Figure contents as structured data
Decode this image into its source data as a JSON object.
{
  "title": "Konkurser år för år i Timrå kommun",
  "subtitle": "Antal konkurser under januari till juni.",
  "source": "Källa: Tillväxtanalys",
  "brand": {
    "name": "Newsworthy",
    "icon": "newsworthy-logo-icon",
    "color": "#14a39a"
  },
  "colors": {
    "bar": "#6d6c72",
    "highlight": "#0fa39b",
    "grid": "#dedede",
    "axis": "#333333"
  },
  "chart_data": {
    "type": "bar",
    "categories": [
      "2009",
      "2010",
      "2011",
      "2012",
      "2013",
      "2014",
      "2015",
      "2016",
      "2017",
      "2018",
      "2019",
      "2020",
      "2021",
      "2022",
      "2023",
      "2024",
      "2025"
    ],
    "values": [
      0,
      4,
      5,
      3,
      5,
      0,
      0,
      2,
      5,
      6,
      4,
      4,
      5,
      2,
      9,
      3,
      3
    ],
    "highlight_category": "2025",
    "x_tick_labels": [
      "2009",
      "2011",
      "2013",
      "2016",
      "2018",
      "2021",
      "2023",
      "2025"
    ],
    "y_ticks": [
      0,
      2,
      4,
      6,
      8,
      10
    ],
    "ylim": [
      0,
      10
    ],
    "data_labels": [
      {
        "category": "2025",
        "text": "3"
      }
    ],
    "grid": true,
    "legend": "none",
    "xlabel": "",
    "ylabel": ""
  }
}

**Stated task:** Using the data above, repeat every line exactly.

**Result below:**
Decode this image into its source data as a JSON object.
{
  "title": "Konkurser år för år i Timrå kommun",
  "subtitle": "Antal konkurser under januari till juni.",
  "source": "Källa: Tillväxtanalys",
  "brand": {
    "name": "Newsworthy",
    "icon": "newsworthy-logo-icon",
    "color": "#14a39a"
  },
  "colors": {
    "bar": "#6d6c72",
    "highlight": "#0fa39b",
    "grid": "#dedede",
    "axis": "#333333"
  },
  "chart_data": {
    "type": "bar",
    "categories": [
      "2009",
      "2010",
      "2011",
      "2012",
      "2013",
      "2014",
      "2015",
      "2016",
      "2017",
      "2018",
      "2019",
      "2020",
      "2021",
      "2022",
      "2023",
      "2024",
      "2025"
    ],
    "values": [
      0,
      4,
      5,
      3,
      5,
      0,
      0,
      2,
      5,
      6,
      4,
      4,
      5,
      2,
      9,
      3,
      3
    ],
    "highlight_category": "2025",
    "x_tick_labels": [
      "2009",
      "2011",
      "2013",
      "2016",
      "2018",
      "2021",
      "2023",
      "2025"
    ],
    "y_ticks": [
      0,
      2,
      4,
      6,
      8,
      10
    ],
    "ylim": [
      0,
      10
    ],
    "data_labels": [
      {
        "category": "2025",
        "text": "3"
      }
    ],
    "grid": true,
    "legend": "none",
    "xlabel": "",
    "ylabel": ""
  }
}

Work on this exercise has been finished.